**SHORT PROBLEM:** Return the count of lines that hold the string "start", with no other words.

::::::

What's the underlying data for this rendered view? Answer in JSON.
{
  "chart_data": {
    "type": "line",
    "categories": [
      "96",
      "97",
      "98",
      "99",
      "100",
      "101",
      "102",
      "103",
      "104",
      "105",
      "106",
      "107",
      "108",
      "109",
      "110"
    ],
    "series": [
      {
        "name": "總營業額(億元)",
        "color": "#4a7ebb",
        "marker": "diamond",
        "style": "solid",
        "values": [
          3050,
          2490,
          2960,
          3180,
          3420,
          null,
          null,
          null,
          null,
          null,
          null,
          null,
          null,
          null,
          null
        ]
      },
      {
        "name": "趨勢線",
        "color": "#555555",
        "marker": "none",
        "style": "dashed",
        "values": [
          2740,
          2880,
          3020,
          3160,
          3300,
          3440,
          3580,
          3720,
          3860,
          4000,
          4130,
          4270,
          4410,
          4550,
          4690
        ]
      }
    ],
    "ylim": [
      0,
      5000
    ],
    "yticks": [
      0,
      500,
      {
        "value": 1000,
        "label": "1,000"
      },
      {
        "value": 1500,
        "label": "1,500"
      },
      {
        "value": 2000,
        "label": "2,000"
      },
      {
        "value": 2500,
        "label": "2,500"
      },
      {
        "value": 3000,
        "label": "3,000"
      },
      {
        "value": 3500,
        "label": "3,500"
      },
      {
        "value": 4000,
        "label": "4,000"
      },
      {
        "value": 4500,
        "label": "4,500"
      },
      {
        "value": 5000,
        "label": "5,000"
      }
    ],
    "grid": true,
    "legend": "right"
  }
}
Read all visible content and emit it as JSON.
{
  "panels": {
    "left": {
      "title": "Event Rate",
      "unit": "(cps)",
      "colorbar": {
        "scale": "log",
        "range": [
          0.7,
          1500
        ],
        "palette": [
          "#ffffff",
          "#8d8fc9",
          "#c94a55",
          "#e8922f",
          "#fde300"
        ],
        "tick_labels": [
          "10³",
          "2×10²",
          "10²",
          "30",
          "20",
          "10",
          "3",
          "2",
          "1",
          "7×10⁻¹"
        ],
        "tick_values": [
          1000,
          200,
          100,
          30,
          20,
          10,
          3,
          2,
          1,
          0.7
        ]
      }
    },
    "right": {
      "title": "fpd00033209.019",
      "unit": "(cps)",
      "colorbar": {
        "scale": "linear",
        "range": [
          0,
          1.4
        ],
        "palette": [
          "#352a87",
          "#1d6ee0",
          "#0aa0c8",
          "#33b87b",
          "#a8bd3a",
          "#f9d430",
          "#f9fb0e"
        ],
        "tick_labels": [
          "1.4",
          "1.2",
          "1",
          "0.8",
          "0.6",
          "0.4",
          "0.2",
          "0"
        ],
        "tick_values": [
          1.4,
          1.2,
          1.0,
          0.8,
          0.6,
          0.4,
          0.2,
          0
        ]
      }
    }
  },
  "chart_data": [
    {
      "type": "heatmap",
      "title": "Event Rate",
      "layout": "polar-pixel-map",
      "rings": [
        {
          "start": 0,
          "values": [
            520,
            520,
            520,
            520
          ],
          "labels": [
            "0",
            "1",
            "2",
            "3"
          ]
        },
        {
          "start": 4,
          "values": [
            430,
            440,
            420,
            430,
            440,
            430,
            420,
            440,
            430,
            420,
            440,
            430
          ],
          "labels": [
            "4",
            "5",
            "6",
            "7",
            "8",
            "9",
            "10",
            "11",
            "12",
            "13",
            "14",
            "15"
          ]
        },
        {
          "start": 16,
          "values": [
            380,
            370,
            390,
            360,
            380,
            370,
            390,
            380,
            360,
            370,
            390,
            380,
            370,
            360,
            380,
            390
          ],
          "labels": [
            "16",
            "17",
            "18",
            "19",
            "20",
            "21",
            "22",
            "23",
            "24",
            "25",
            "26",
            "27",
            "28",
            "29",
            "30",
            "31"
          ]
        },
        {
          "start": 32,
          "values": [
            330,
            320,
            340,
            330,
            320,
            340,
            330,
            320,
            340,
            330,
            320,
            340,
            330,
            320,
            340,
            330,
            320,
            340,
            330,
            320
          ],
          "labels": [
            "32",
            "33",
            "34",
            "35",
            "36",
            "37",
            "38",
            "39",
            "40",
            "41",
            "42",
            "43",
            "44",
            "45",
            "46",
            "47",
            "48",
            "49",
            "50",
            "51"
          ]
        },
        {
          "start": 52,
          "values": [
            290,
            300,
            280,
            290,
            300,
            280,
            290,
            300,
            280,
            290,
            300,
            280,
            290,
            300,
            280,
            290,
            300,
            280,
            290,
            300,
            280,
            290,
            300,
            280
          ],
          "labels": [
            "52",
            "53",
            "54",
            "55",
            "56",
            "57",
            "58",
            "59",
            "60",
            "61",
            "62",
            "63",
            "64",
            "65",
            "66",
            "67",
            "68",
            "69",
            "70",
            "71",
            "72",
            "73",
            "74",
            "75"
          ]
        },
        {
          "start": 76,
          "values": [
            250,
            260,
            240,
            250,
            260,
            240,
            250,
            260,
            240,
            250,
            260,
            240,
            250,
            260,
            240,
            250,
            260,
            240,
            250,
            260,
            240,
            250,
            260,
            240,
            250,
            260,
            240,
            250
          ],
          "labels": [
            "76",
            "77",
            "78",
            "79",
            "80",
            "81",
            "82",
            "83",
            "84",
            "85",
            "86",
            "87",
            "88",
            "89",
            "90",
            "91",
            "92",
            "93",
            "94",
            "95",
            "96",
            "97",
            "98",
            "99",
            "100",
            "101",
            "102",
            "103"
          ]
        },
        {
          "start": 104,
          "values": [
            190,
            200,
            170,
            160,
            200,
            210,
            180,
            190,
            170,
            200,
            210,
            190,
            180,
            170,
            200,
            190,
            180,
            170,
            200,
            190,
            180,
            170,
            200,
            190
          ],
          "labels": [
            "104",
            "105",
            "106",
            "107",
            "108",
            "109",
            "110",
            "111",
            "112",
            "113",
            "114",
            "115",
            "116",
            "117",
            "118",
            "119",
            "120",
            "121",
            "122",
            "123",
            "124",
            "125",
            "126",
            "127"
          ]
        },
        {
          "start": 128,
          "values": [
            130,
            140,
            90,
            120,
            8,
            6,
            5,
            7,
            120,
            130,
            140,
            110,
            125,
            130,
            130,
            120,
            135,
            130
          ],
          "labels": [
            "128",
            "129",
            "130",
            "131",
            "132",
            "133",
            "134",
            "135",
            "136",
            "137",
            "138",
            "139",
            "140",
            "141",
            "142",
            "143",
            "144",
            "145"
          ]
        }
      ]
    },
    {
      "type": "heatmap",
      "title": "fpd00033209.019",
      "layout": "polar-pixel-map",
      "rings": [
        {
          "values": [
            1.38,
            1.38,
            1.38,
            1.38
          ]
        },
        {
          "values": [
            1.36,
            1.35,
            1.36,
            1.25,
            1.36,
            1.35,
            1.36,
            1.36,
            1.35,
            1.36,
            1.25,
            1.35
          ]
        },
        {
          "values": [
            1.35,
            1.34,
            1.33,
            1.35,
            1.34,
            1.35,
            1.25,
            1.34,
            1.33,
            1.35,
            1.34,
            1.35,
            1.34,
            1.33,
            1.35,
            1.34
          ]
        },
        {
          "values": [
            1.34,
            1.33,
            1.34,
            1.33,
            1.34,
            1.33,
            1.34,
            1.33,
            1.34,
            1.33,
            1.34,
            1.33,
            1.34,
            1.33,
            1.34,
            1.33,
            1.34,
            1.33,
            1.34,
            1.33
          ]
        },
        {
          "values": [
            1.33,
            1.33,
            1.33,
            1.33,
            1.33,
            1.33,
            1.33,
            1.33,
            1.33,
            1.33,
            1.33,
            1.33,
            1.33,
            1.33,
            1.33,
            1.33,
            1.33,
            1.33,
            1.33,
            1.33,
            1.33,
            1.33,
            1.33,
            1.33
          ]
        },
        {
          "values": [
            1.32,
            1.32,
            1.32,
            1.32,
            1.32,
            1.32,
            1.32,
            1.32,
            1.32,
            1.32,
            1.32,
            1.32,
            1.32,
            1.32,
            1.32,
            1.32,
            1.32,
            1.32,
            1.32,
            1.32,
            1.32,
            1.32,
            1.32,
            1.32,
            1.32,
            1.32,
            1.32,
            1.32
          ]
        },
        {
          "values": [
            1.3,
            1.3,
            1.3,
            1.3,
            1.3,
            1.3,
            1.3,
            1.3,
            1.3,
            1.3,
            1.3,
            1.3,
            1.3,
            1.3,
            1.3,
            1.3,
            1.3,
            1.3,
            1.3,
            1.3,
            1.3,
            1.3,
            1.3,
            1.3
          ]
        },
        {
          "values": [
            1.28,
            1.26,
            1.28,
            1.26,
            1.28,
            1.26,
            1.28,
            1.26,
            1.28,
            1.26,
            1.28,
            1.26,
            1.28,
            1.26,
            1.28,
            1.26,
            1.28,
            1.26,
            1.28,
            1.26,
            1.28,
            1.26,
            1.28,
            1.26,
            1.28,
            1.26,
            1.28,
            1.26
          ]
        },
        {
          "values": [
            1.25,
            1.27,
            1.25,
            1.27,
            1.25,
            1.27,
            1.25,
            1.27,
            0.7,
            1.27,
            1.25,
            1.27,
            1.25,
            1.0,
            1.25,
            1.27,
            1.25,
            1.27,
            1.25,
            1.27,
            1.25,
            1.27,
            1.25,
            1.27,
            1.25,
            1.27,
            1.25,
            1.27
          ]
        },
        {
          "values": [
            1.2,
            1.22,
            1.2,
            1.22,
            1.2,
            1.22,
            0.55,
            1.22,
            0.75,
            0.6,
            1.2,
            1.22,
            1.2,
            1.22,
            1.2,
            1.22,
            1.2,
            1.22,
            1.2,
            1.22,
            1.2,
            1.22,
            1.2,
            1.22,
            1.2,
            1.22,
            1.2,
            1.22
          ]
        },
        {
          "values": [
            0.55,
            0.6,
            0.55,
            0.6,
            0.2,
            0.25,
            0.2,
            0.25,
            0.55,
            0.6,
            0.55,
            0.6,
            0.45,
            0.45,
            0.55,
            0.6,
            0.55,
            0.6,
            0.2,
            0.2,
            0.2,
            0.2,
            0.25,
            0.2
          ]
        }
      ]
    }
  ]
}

::::::

**ANSWER TO THIS PROBLEM:** 8